» **Required work**: Pull each line containing "Finish" out of the data and copy it.

[Data records]
▼

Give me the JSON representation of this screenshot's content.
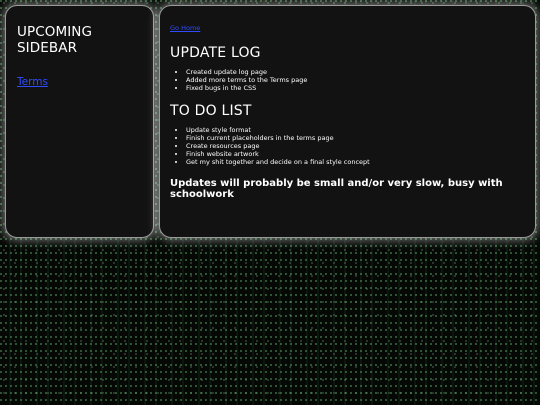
{
  "sidebar": {
    "title": "UPCOMING SIDEBAR",
    "link_label": "Terms"
  },
  "main": {
    "nav_link": "Go Home",
    "update_log": {
      "heading": "UPDATE LOG",
      "items": [
        "Created update log page",
        "Added more terms to the Terms page",
        "Fixed bugs in the CSS"
      ]
    },
    "todo": {
      "heading": "TO DO LIST",
      "items": [
        "Update style format",
        "Finish current placeholders in the terms page",
        "Create resources page",
        "Finish website artwork",
        "Get my shit together and decide on a final style concept"
      ]
    },
    "note": "Updates will probably be small and/or very slow, busy with schoolwork"
  },
  "colors": {
    "panel_bg": "#121212",
    "link": "#2f4dff",
    "background": "#050805",
    "matrix_green": "#78dc8c"
  }
}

▲

» **Solved exercise**:
        "Finish current placeholders in the terms page",
        "Finish website artwork",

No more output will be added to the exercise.